## TASK OBJECTIVE
Give back the records below exactly, every one, with no pictures.

## Part of a data file

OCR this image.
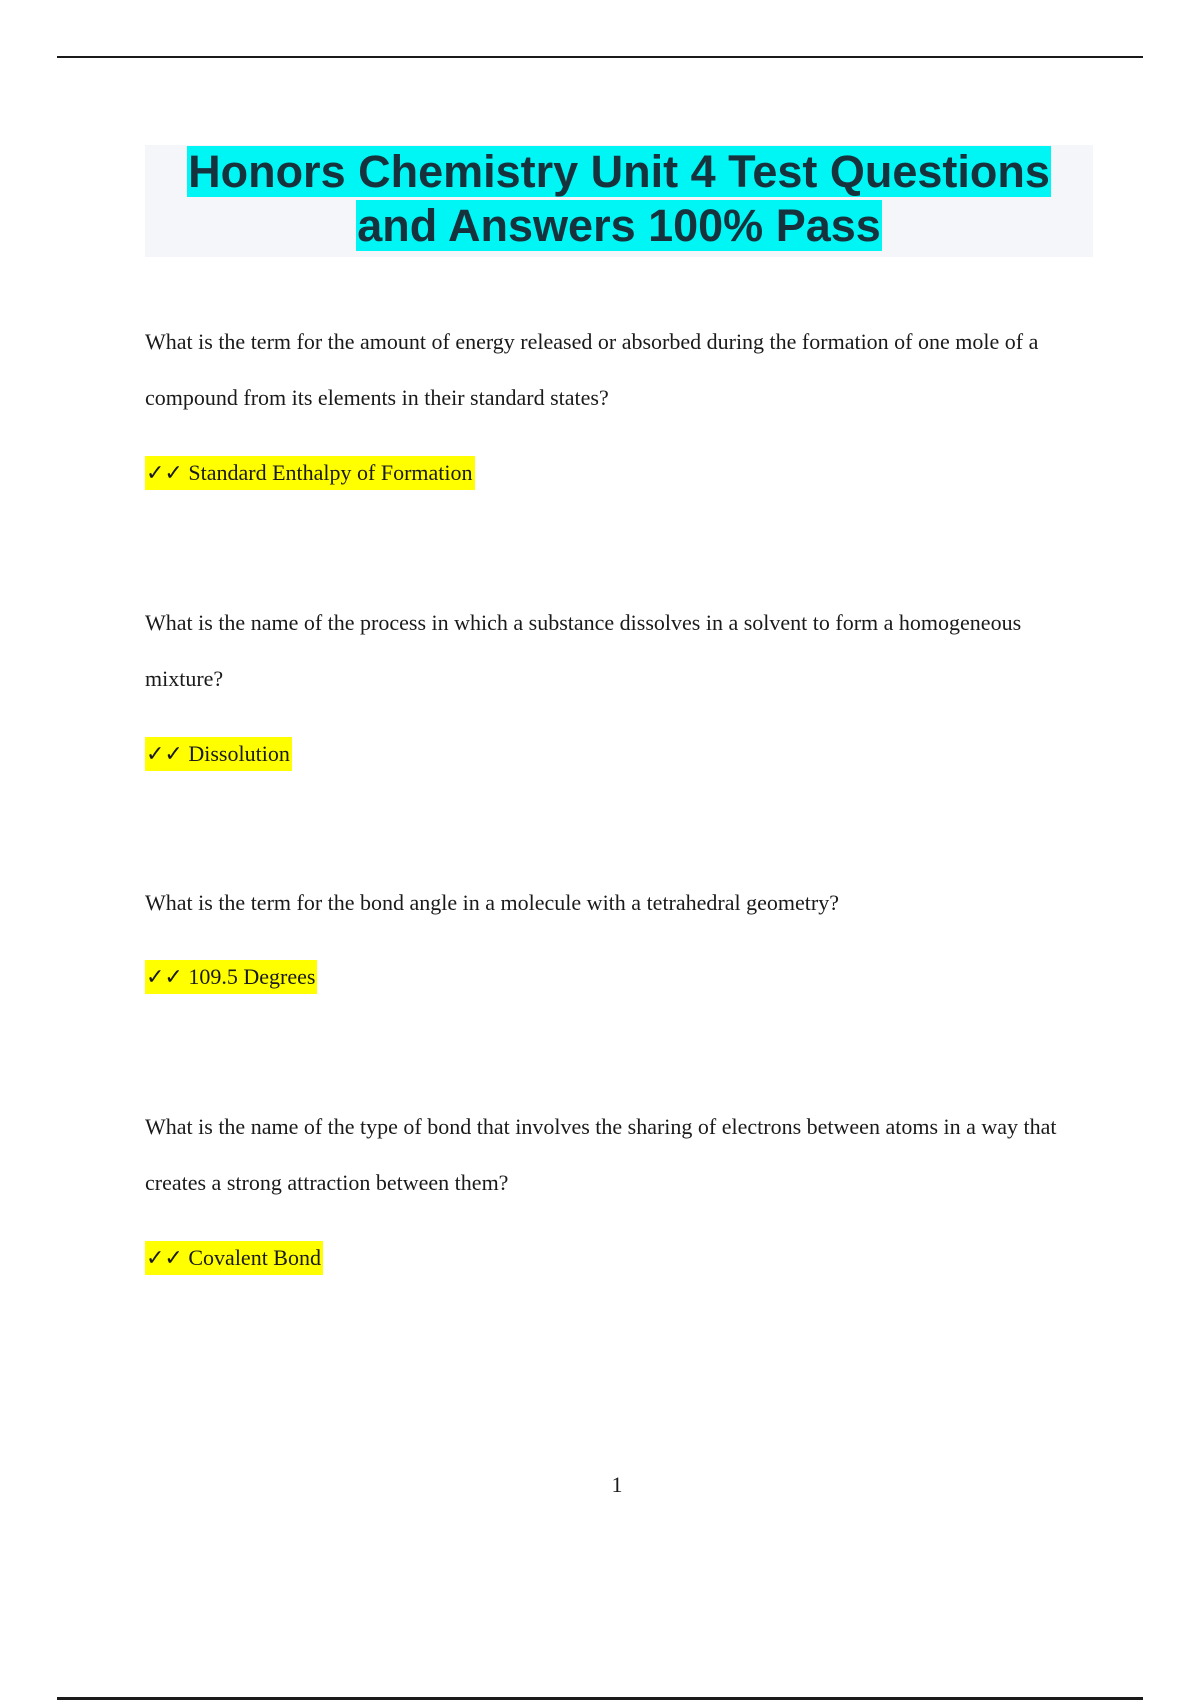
Honors Chemistry Unit 4 Test Questions
and Answers 100% Pass

What is the term for the amount of energy released or absorbed during the formation of one mole of a compound from its elements in their standard states?

✓✓ Standard Enthalpy of Formation

What is the name of the process in which a substance dissolves in a solvent to form a homogeneous mixture?

✓✓ Dissolution

What is the term for the bond angle in a molecule with a tetrahedral geometry?

✓✓ 109.5 Degrees

What is the name of the type of bond that involves the sharing of electrons between atoms in a way that creates a strong attraction between them?

✓✓ Covalent Bond

1
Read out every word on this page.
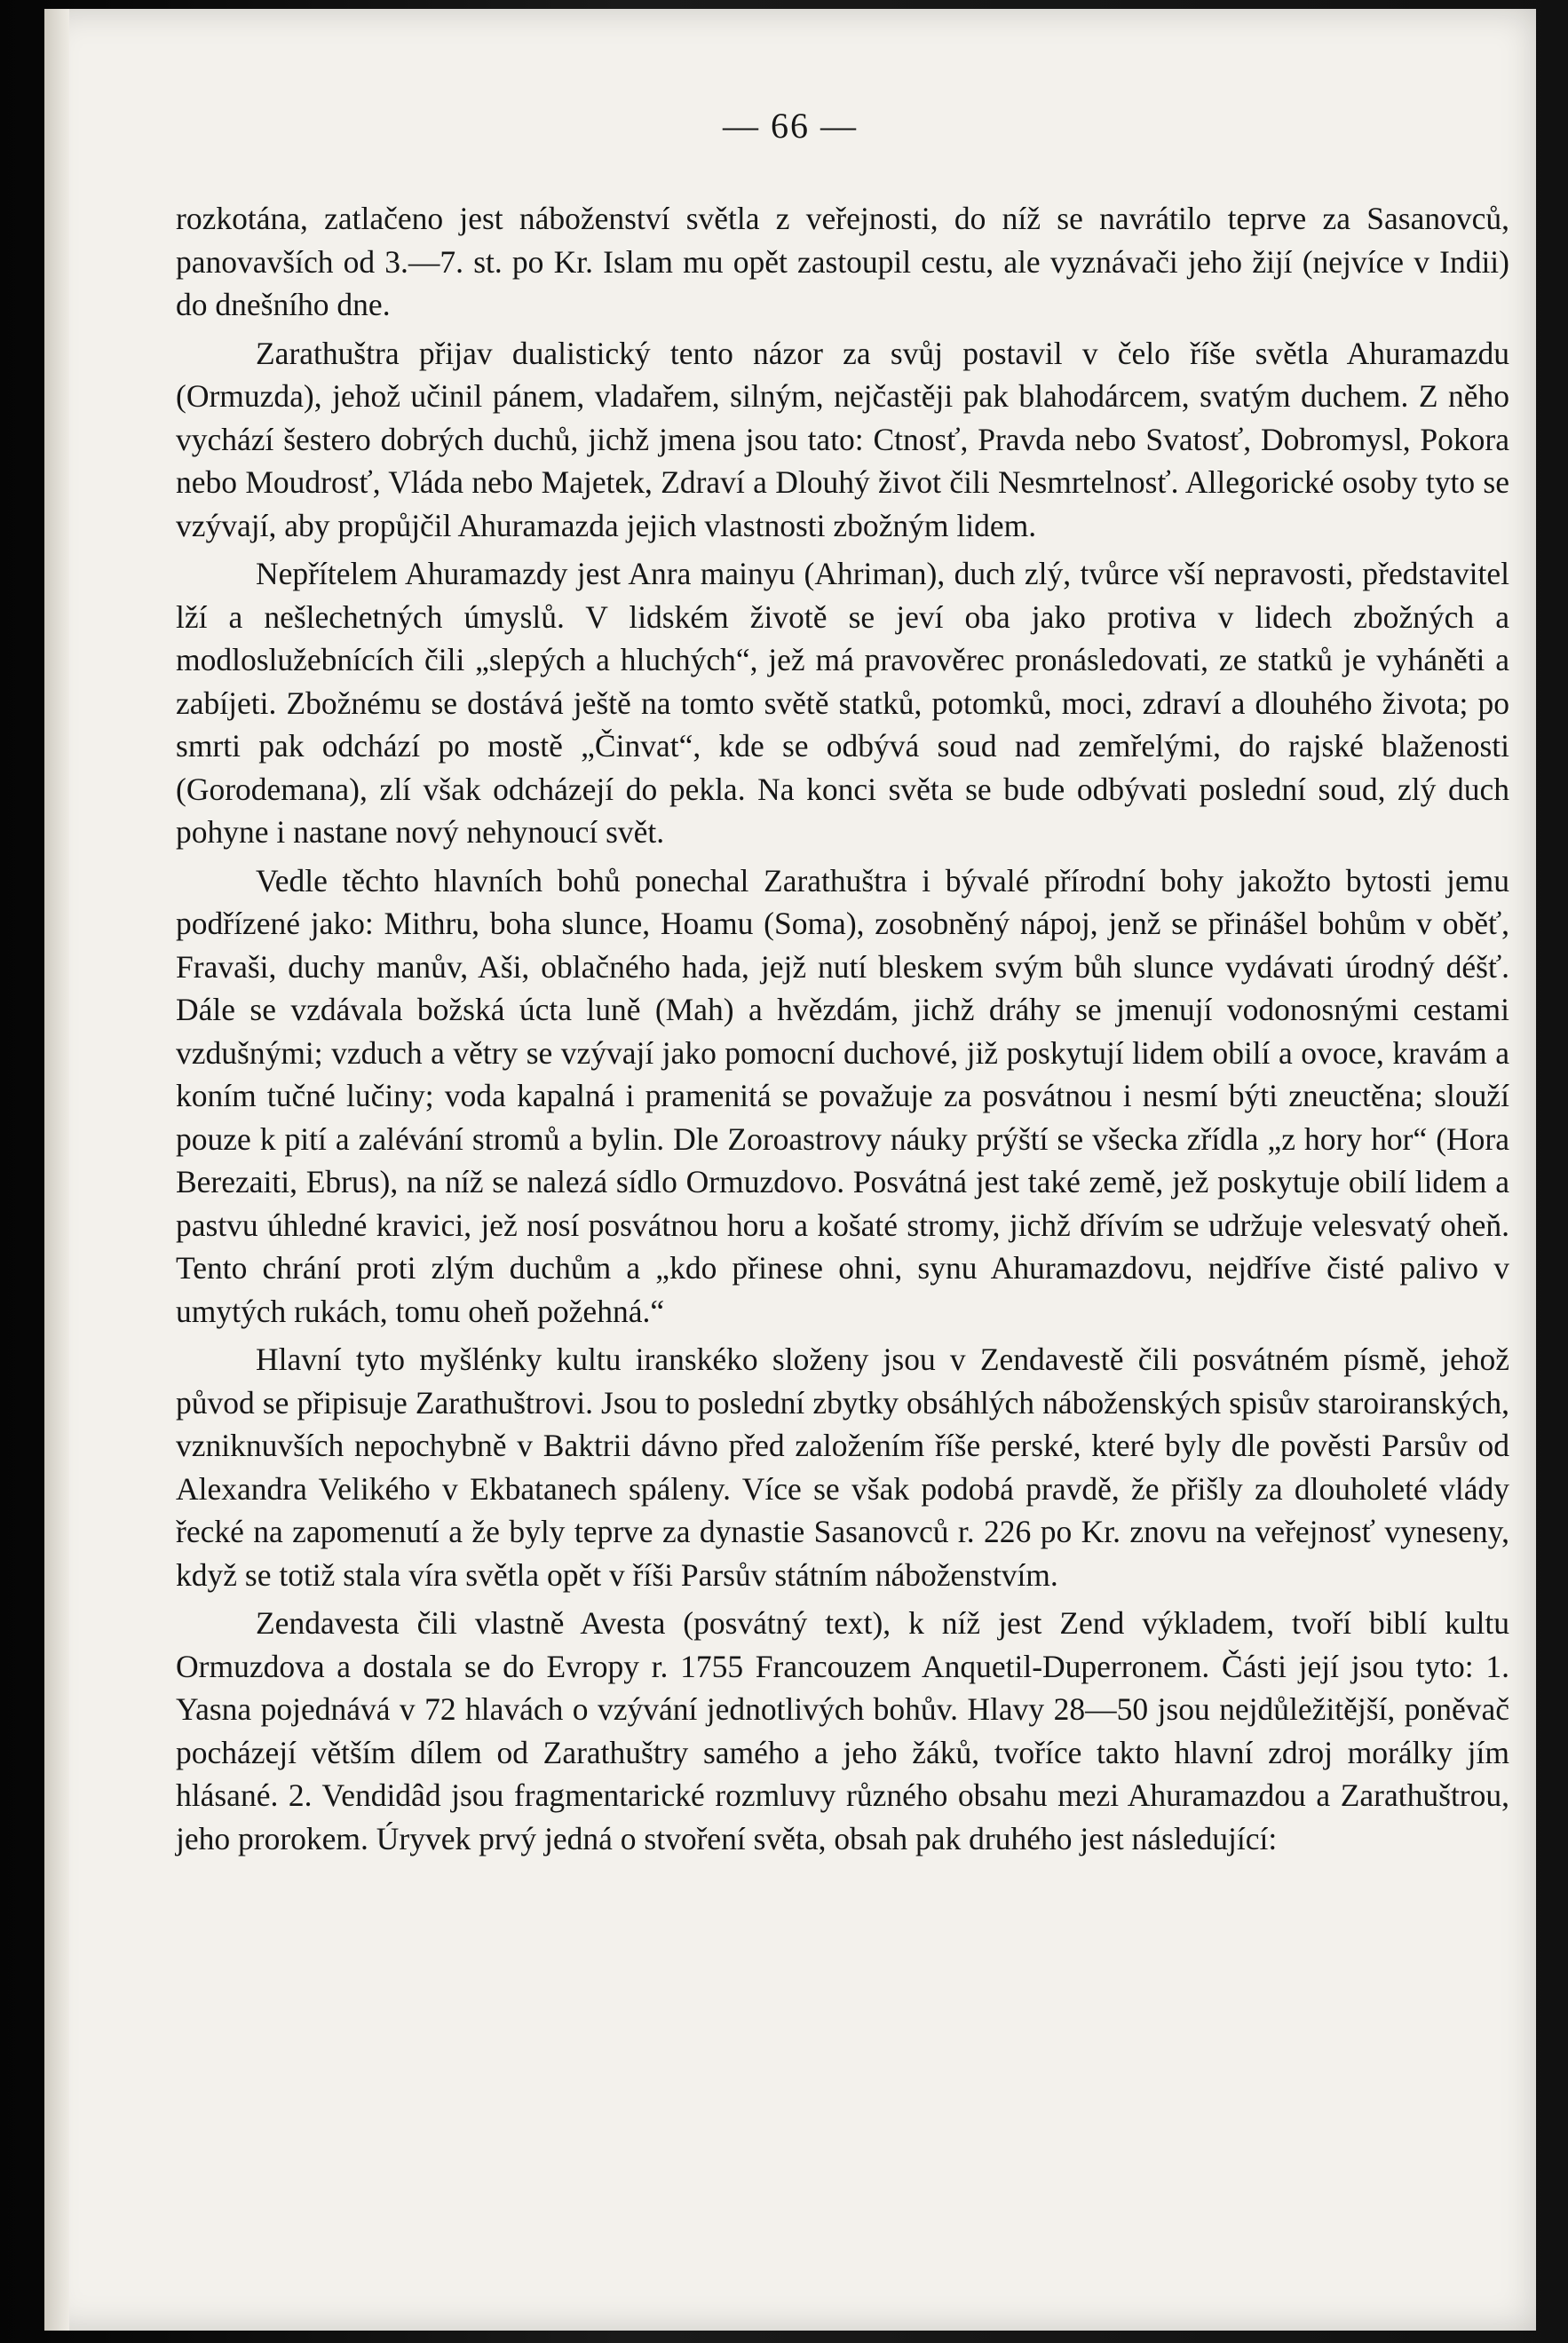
— 66 —

rozkotána, zatlačeno jest náboženství světla z veřejnosti, do níž se navrátilo teprve za Sasanovců, panovavších od 3.—7. st. po Kr. Islam mu opět zastoupil cestu, ale vyznávači jeho žijí (nejvíce v Indii) do dnešního dne.

Zarathuštra přijav dualistický tento názor za svůj postavil v čelo říše světla Ahuramazdu (Ormuzda), jehož učinil pánem, vladařem, silným, nejčastěji pak blahodárcem, svatým duchem. Z něho vychází šestero dobrých duchů, jichž jmena jsou tato: Ctnosť, Pravda nebo Svatosť, Dobromysl, Pokora nebo Moudrosť, Vláda nebo Majetek, Zdraví a Dlouhý život čili Nesmrtelnosť. Allegorické osoby tyto se vzývají, aby propůjčil Ahuramazda jejich vlastnosti zbožným lidem.

Nepřítelem Ahuramazdy jest Anra mainyu (Ahriman), duch zlý, tvůrce vší nepravosti, představitel lží a nešlechetných úmyslů. V lidském životě se jeví oba jako protiva v lidech zbožných a modloslužebnících čili „slepých a hluchých“, jež má pravověrec pronásledovati, ze statků je vyháněti a zabíjeti. Zbožnému se dostává ještě na tomto světě statků, potomků, moci, zdraví a dlouhého života; po smrti pak odchází po mostě „Činvat“, kde se odbývá soud nad zemřelými, do rajské blaženosti (Gorodemana), zlí však odcházejí do pekla. Na konci světa se bude odbývati poslední soud, zlý duch pohyne i nastane nový nehynoucí svět.

Vedle těchto hlavních bohů ponechal Zarathuštra i bývalé přírodní bohy jakožto bytosti jemu podřízené jako: Mithru, boha slunce, Hoamu (Soma), zosobněný nápoj, jenž se přinášel bohům v oběť, Fravaši, duchy manův, Aši, oblačného hada, jejž nutí bleskem svým bůh slunce vydávati úrodný déšť. Dále se vzdávala božská úcta luně (Mah) a hvězdám, jichž dráhy se jmenují vodonosnými cestami vzdušnými; vzduch a větry se vzývají jako pomocní duchové, již poskytují lidem obilí a ovoce, kravám a koním tučné lučiny; voda kapalná i pramenitá se považuje za posvátnou i nesmí býti zneuctěna; slouží pouze k pití a zalévání stromů a bylin. Dle Zoroastrovy náuky prýští se všecka zřídla „z hory hor“ (Hora Berezaiti, Ebrus), na níž se nalezá sídlo Ormuzdovo. Posvátná jest také země, jež poskytuje obilí lidem a pastvu úhledné kravici, jež nosí posvátnou horu a košaté stromy, jichž dřívím se udržuje velesvatý oheň. Tento chrání proti zlým duchům a „kdo přinese ohni, synu Ahuramazdovu, nejdříve čisté palivo v umytých rukách, tomu oheň požehná.“

Hlavní tyto myšlénky kultu iranskéko složeny jsou v Zendavestě čili posvátném písmě, jehož původ se připisuje Zarathuštrovi. Jsou to poslední zbytky obsáhlých náboženských spisův staroiranských, vzniknuvších nepochybně v Baktrii dávno před založením říše perské, které byly dle pověsti Parsův od Alexandra Velikého v Ekbatanech spáleny. Více se však podobá pravdě, že přišly za dlouholeté vlády řecké na zapomenutí a že byly teprve za dynastie Sasanovců r. 226 po Kr. znovu na veřejnosť vyneseny, když se totiž stala víra světla opět v říši Parsův státním náboženstvím.

Zendavesta čili vlastně Avesta (posvátný text), k níž jest Zend výkladem, tvoří biblí kultu Ormuzdova a dostala se do Evropy r. 1755 Francouzem Anquetil-Duperronem. Části její jsou tyto: 1. Yasna pojednává v 72 hlavách o vzývání jednotlivých bohův. Hlavy 28—50 jsou nejdůležitější, poněvač pocházejí větším dílem od Zarathuštry samého a jeho žáků, tvoříce takto hlavní zdroj morálky jím hlásané. 2. Vendidâd jsou fragmentarické rozmluvy různého obsahu mezi Ahuramazdou a Zarathuštrou, jeho prorokem. Úryvek prvý jedná o stvoření světa, obsah pak druhého jest následující:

## TASK OUTPUT
OCR this image.
Honors Chemistry Unit 4 Test Questions
and Answers 100% Pass

What is the term for the amount of energy released or absorbed during the formation of one mole of a compound from its elements in their standard states?

✓✓ Standard Enthalpy of Formation

What is the name of the process in which a substance dissolves in a solvent to form a homogeneous mixture?

✓✓ Dissolution

What is the term for the bond angle in a molecule with a tetrahedral geometry?

✓✓ 109.5 Degrees

What is the name of the type of bond that involves the sharing of electrons between atoms in a way that creates a strong attraction between them?

✓✓ Covalent Bond

1
Read out every word on this page.
— 66 —

rozkotána, zatlačeno jest náboženství světla z veřejnosti, do níž se navrátilo teprve za Sasanovců, panovavších od 3.—7. st. po Kr. Islam mu opět zastoupil cestu, ale vyznávači jeho žijí (nejvíce v Indii) do dnešního dne.

Zarathuštra přijav dualistický tento názor za svůj postavil v čelo říše světla Ahuramazdu (Ormuzda), jehož učinil pánem, vladařem, silným, nejčastěji pak blahodárcem, svatým duchem. Z něho vychází šestero dobrých duchů, jichž jmena jsou tato: Ctnosť, Pravda nebo Svatosť, Dobromysl, Pokora nebo Moudrosť, Vláda nebo Majetek, Zdraví a Dlouhý život čili Nesmrtelnosť. Allegorické osoby tyto se vzývají, aby propůjčil Ahuramazda jejich vlastnosti zbožným lidem.

Nepřítelem Ahuramazdy jest Anra mainyu (Ahriman), duch zlý, tvůrce vší nepravosti, představitel lží a nešlechetných úmyslů. V lidském životě se jeví oba jako protiva v lidech zbožných a modloslužebnících čili „slepých a hluchých“, jež má pravověrec pronásledovati, ze statků je vyháněti a zabíjeti. Zbožnému se dostává ještě na tomto světě statků, potomků, moci, zdraví a dlouhého života; po smrti pak odchází po mostě „Činvat“, kde se odbývá soud nad zemřelými, do rajské blaženosti (Gorodemana), zlí však odcházejí do pekla. Na konci světa se bude odbývati poslední soud, zlý duch pohyne i nastane nový nehynoucí svět.

Vedle těchto hlavních bohů ponechal Zarathuštra i bývalé přírodní bohy jakožto bytosti jemu podřízené jako: Mithru, boha slunce, Hoamu (Soma), zosobněný nápoj, jenž se přinášel bohům v oběť, Fravaši, duchy manův, Aši, oblačného hada, jejž nutí bleskem svým bůh slunce vydávati úrodný déšť. Dále se vzdávala božská úcta luně (Mah) a hvězdám, jichž dráhy se jmenují vodonosnými cestami vzdušnými; vzduch a větry se vzývají jako pomocní duchové, již poskytují lidem obilí a ovoce, kravám a koním tučné lučiny; voda kapalná i pramenitá se považuje za posvátnou i nesmí býti zneuctěna; slouží pouze k pití a zalévání stromů a bylin. Dle Zoroastrovy náuky prýští se všecka zřídla „z hory hor“ (Hora Berezaiti, Ebrus), na níž se nalezá sídlo Ormuzdovo. Posvátná jest také země, jež poskytuje obilí lidem a pastvu úhledné kravici, jež nosí posvátnou horu a košaté stromy, jichž dřívím se udržuje velesvatý oheň. Tento chrání proti zlým duchům a „kdo přinese ohni, synu Ahuramazdovu, nejdříve čisté palivo v umytých rukách, tomu oheň požehná.“

Hlavní tyto myšlénky kultu iranskéko složeny jsou v Zendavestě čili posvátném písmě, jehož původ se připisuje Zarathuštrovi. Jsou to poslední zbytky obsáhlých náboženských spisův staroiranských, vzniknuvších nepochybně v Baktrii dávno před založením říše perské, které byly dle pověsti Parsův od Alexandra Velikého v Ekbatanech spáleny. Více se však podobá pravdě, že přišly za dlouholeté vlády řecké na zapomenutí a že byly teprve za dynastie Sasanovců r. 226 po Kr. znovu na veřejnosť vyneseny, když se totiž stala víra světla opět v říši Parsův státním náboženstvím.

Zendavesta čili vlastně Avesta (posvátný text), k níž jest Zend výkladem, tvoří biblí kultu Ormuzdova a dostala se do Evropy r. 1755 Francouzem Anquetil-Duperronem. Části její jsou tyto: 1. Yasna pojednává v 72 hlavách o vzývání jednotlivých bohův. Hlavy 28—50 jsou nejdůležitější, poněvač pocházejí větším dílem od Zarathuštry samého a jeho žáků, tvoříce takto hlavní zdroj morálky jím hlásané. 2. Vendidâd jsou fragmentarické rozmluvy různého obsahu mezi Ahuramazdou a Zarathuštrou, jeho prorokem. Úryvek prvý jedná o stvoření světa, obsah pak druhého jest následující:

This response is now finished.